● **REQUEST**: Read the lines below. Copy out any that hold the string "TradingView".

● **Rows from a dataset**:

"""

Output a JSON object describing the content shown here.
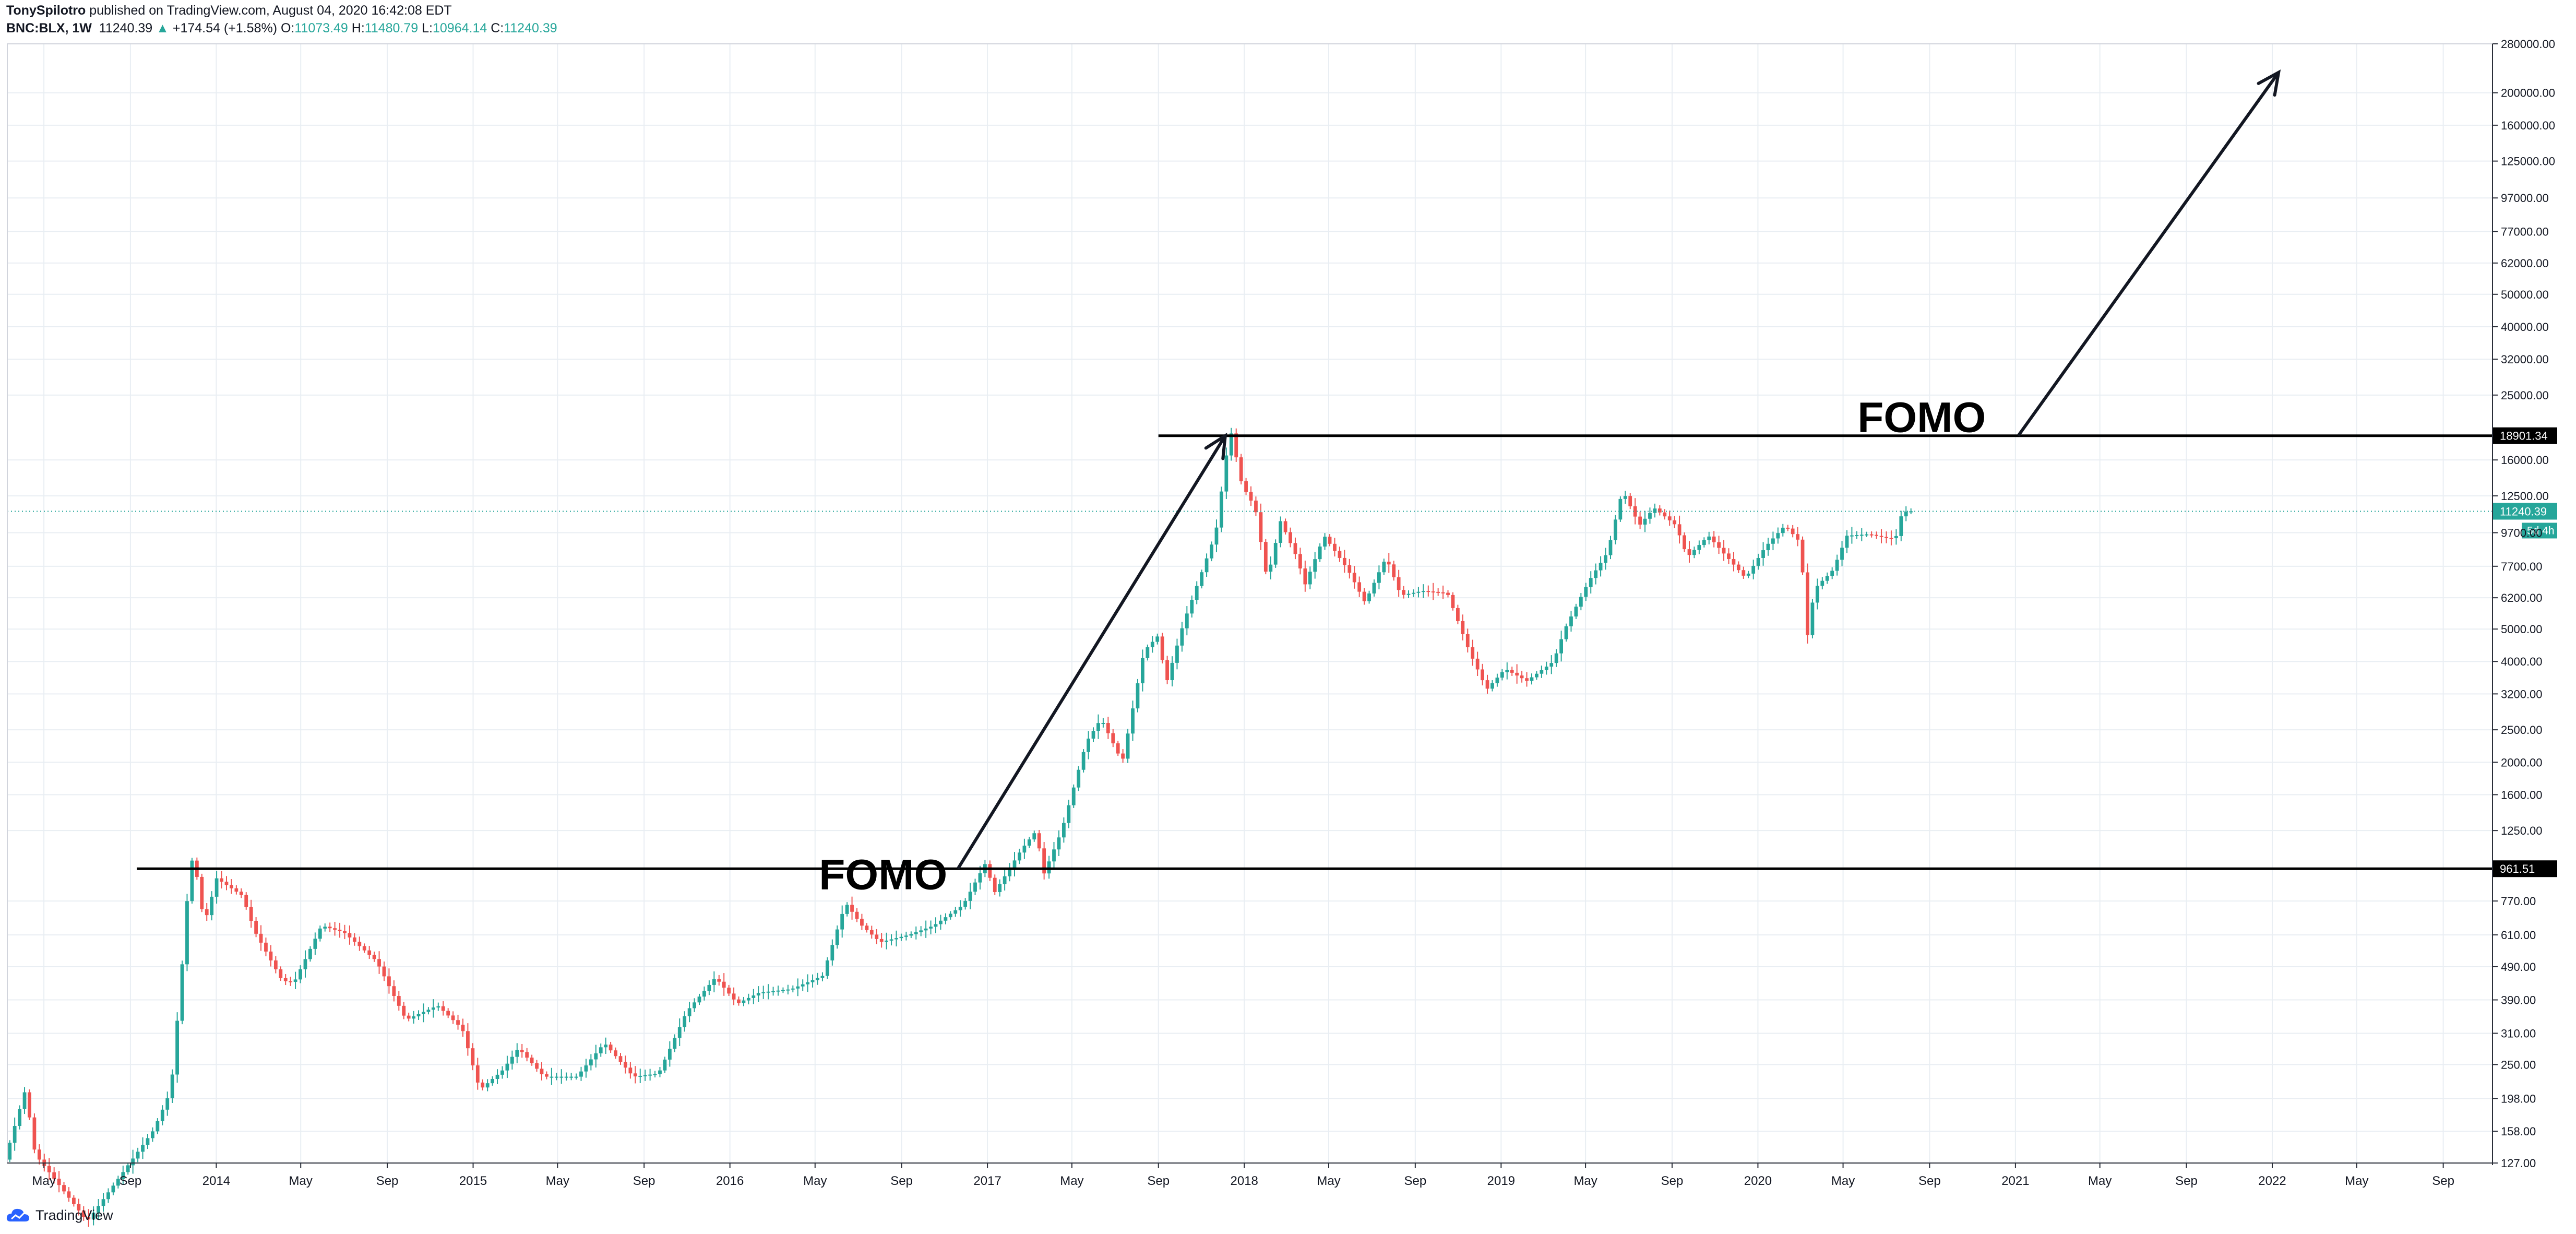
{
  "header": {
    "author": "TonySpilotro",
    "published": "published on TradingView.com, August 04, 2020 16:42:08 EDT",
    "symbol": "BNC:BLX, 1W",
    "last": "11240.39",
    "change_arrow": "▲",
    "change": "+174.54 (+1.58%)",
    "o_label": "O:",
    "o_val": "11073.49",
    "h_label": "H:",
    "h_val": "11480.79",
    "l_label": "L:",
    "l_val": "10964.14",
    "c_label": "C:",
    "c_val": "11240.39"
  },
  "footer": {
    "brand": "TradingView"
  },
  "colors": {
    "up": "#26a69a",
    "down": "#ef5350",
    "grid": "#e9eef3",
    "text": "#131722",
    "price_line": "#26a69a",
    "hline": "#000000",
    "annotation": "#131722"
  },
  "chart_data": {
    "type": "candlestick",
    "scale": "log",
    "interval": "1W",
    "ylim": [
      127,
      280000
    ],
    "xlim": [
      "2013-03-10",
      "2022-11-10"
    ],
    "grid": true,
    "y_ticks": [
      "280000.00",
      "200000.00",
      "160000.00",
      "125000.00",
      "97000.00",
      "77000.00",
      "62000.00",
      "50000.00",
      "40000.00",
      "32000.00",
      "25000.00",
      "16000.00",
      "12500.00",
      "9700.00",
      "7700.00",
      "6200.00",
      "5000.00",
      "4000.00",
      "3200.00",
      "2500.00",
      "2000.00",
      "1600.00",
      "1250.00",
      "770.00",
      "610.00",
      "490.00",
      "390.00",
      "310.00",
      "250.00",
      "198.00",
      "158.00",
      "127.00"
    ],
    "x_ticks": [
      {
        "date": "2013-05-01",
        "label": "May"
      },
      {
        "date": "2013-09-01",
        "label": "Sep"
      },
      {
        "date": "2014-01-01",
        "label": "2014"
      },
      {
        "date": "2014-05-01",
        "label": "May"
      },
      {
        "date": "2014-09-01",
        "label": "Sep"
      },
      {
        "date": "2015-01-01",
        "label": "2015"
      },
      {
        "date": "2015-05-01",
        "label": "May"
      },
      {
        "date": "2015-09-01",
        "label": "Sep"
      },
      {
        "date": "2016-01-01",
        "label": "2016"
      },
      {
        "date": "2016-05-01",
        "label": "May"
      },
      {
        "date": "2016-09-01",
        "label": "Sep"
      },
      {
        "date": "2017-01-01",
        "label": "2017"
      },
      {
        "date": "2017-05-01",
        "label": "May"
      },
      {
        "date": "2017-09-01",
        "label": "Sep"
      },
      {
        "date": "2018-01-01",
        "label": "2018"
      },
      {
        "date": "2018-05-01",
        "label": "May"
      },
      {
        "date": "2018-09-01",
        "label": "Sep"
      },
      {
        "date": "2019-01-01",
        "label": "2019"
      },
      {
        "date": "2019-05-01",
        "label": "May"
      },
      {
        "date": "2019-09-01",
        "label": "Sep"
      },
      {
        "date": "2020-01-01",
        "label": "2020"
      },
      {
        "date": "2020-05-01",
        "label": "May"
      },
      {
        "date": "2020-09-01",
        "label": "Sep"
      },
      {
        "date": "2021-01-01",
        "label": "2021"
      },
      {
        "date": "2021-05-01",
        "label": "May"
      },
      {
        "date": "2021-09-01",
        "label": "Sep"
      },
      {
        "date": "2022-01-01",
        "label": "2022"
      },
      {
        "date": "2022-05-01",
        "label": "May"
      },
      {
        "date": "2022-09-01",
        "label": "Sep"
      }
    ],
    "last_price": {
      "value": 11240.39,
      "label": "11240.39",
      "countdown": "5d 4h"
    },
    "horizontal_lines": [
      {
        "value": 18901.34,
        "label": "18901.34",
        "from": "2017-09-01"
      },
      {
        "value": 961.51,
        "label": "961.51",
        "from": "2013-09-10"
      }
    ],
    "annotations": [
      {
        "text": "FOMO",
        "date": "2016-11-05",
        "value": 835
      },
      {
        "text": "FOMO",
        "date": "2020-11-20",
        "value": 19400
      }
    ],
    "arrows": [
      {
        "from": {
          "date": "2016-11-20",
          "value": 961.51
        },
        "to": {
          "date": "2017-12-05",
          "value": 18901.34
        }
      },
      {
        "from": {
          "date": "2021-01-05",
          "value": 18901.34
        },
        "to": {
          "date": "2022-01-10",
          "value": 230000
        }
      }
    ],
    "anchors": [
      {
        "date": "2013-03-10",
        "value": 130
      },
      {
        "date": "2013-04-08",
        "value": 210
      },
      {
        "date": "2013-04-22",
        "value": 135
      },
      {
        "date": "2013-07-05",
        "value": 85
      },
      {
        "date": "2013-09-01",
        "value": 125
      },
      {
        "date": "2013-10-08",
        "value": 160
      },
      {
        "date": "2013-11-01",
        "value": 210
      },
      {
        "date": "2013-11-15",
        "value": 440
      },
      {
        "date": "2013-11-29",
        "value": 1050
      },
      {
        "date": "2013-12-10",
        "value": 880
      },
      {
        "date": "2013-12-18",
        "value": 650
      },
      {
        "date": "2014-01-05",
        "value": 900
      },
      {
        "date": "2014-02-10",
        "value": 800
      },
      {
        "date": "2014-03-01",
        "value": 620
      },
      {
        "date": "2014-04-08",
        "value": 445
      },
      {
        "date": "2014-04-25",
        "value": 440
      },
      {
        "date": "2014-06-03",
        "value": 650
      },
      {
        "date": "2014-07-05",
        "value": 620
      },
      {
        "date": "2014-08-20",
        "value": 510
      },
      {
        "date": "2014-10-01",
        "value": 340
      },
      {
        "date": "2014-11-15",
        "value": 375
      },
      {
        "date": "2014-12-20",
        "value": 320
      },
      {
        "date": "2015-01-14",
        "value": 210
      },
      {
        "date": "2015-02-15",
        "value": 240
      },
      {
        "date": "2015-03-10",
        "value": 280
      },
      {
        "date": "2015-04-15",
        "value": 230
      },
      {
        "date": "2015-06-01",
        "value": 230
      },
      {
        "date": "2015-07-10",
        "value": 290
      },
      {
        "date": "2015-08-20",
        "value": 230
      },
      {
        "date": "2015-09-25",
        "value": 235
      },
      {
        "date": "2015-11-04",
        "value": 360
      },
      {
        "date": "2015-12-15",
        "value": 455
      },
      {
        "date": "2016-01-15",
        "value": 380
      },
      {
        "date": "2016-02-15",
        "value": 410
      },
      {
        "date": "2016-04-01",
        "value": 420
      },
      {
        "date": "2016-05-15",
        "value": 460
      },
      {
        "date": "2016-06-17",
        "value": 760
      },
      {
        "date": "2016-07-10",
        "value": 650
      },
      {
        "date": "2016-08-05",
        "value": 580
      },
      {
        "date": "2016-09-15",
        "value": 610
      },
      {
        "date": "2016-10-20",
        "value": 650
      },
      {
        "date": "2016-12-01",
        "value": 750
      },
      {
        "date": "2017-01-04",
        "value": 1020
      },
      {
        "date": "2017-01-12",
        "value": 800
      },
      {
        "date": "2017-02-22",
        "value": 1100
      },
      {
        "date": "2017-03-15",
        "value": 1250
      },
      {
        "date": "2017-03-25",
        "value": 920
      },
      {
        "date": "2017-04-20",
        "value": 1250
      },
      {
        "date": "2017-05-25",
        "value": 2300
      },
      {
        "date": "2017-06-15",
        "value": 2700
      },
      {
        "date": "2017-07-15",
        "value": 2000
      },
      {
        "date": "2017-08-15",
        "value": 4300
      },
      {
        "date": "2017-09-05",
        "value": 4800
      },
      {
        "date": "2017-09-15",
        "value": 3400
      },
      {
        "date": "2017-10-10",
        "value": 5200
      },
      {
        "date": "2017-11-01",
        "value": 7000
      },
      {
        "date": "2017-11-25",
        "value": 9700
      },
      {
        "date": "2017-12-10",
        "value": 16500
      },
      {
        "date": "2017-12-17",
        "value": 19200
      },
      {
        "date": "2018-01-01",
        "value": 13500
      },
      {
        "date": "2018-01-20",
        "value": 11500
      },
      {
        "date": "2018-02-06",
        "value": 7000
      },
      {
        "date": "2018-02-25",
        "value": 10500
      },
      {
        "date": "2018-03-20",
        "value": 8200
      },
      {
        "date": "2018-04-01",
        "value": 6800
      },
      {
        "date": "2018-04-28",
        "value": 9500
      },
      {
        "date": "2018-06-01",
        "value": 7500
      },
      {
        "date": "2018-06-25",
        "value": 6000
      },
      {
        "date": "2018-07-25",
        "value": 8200
      },
      {
        "date": "2018-08-15",
        "value": 6300
      },
      {
        "date": "2018-09-15",
        "value": 6500
      },
      {
        "date": "2018-10-20",
        "value": 6400
      },
      {
        "date": "2018-11-20",
        "value": 4300
      },
      {
        "date": "2018-12-15",
        "value": 3300
      },
      {
        "date": "2019-01-10",
        "value": 3800
      },
      {
        "date": "2019-02-10",
        "value": 3500
      },
      {
        "date": "2019-03-20",
        "value": 4000
      },
      {
        "date": "2019-04-05",
        "value": 5000
      },
      {
        "date": "2019-05-10",
        "value": 7000
      },
      {
        "date": "2019-06-05",
        "value": 8500
      },
      {
        "date": "2019-06-26",
        "value": 13000
      },
      {
        "date": "2019-07-20",
        "value": 10200
      },
      {
        "date": "2019-08-10",
        "value": 11500
      },
      {
        "date": "2019-09-10",
        "value": 10200
      },
      {
        "date": "2019-09-26",
        "value": 8200
      },
      {
        "date": "2019-10-26",
        "value": 9500
      },
      {
        "date": "2019-11-15",
        "value": 8500
      },
      {
        "date": "2019-12-18",
        "value": 7100
      },
      {
        "date": "2020-01-15",
        "value": 8800
      },
      {
        "date": "2020-02-12",
        "value": 10200
      },
      {
        "date": "2020-03-06",
        "value": 9000
      },
      {
        "date": "2020-03-13",
        "value": 4500
      },
      {
        "date": "2020-03-25",
        "value": 6600
      },
      {
        "date": "2020-04-20",
        "value": 7500
      },
      {
        "date": "2020-05-10",
        "value": 9500
      },
      {
        "date": "2020-06-10",
        "value": 9600
      },
      {
        "date": "2020-07-10",
        "value": 9300
      },
      {
        "date": "2020-07-20",
        "value": 9500
      },
      {
        "date": "2020-07-27",
        "value": 11100
      },
      {
        "date": "2020-08-03",
        "value": 11240
      }
    ]
  }
}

"""

● **CORRECT RESULT**:
    "published": "published on TradingView.com, August 04, 2020 16:42:08 EDT",
    "brand": "TradingView"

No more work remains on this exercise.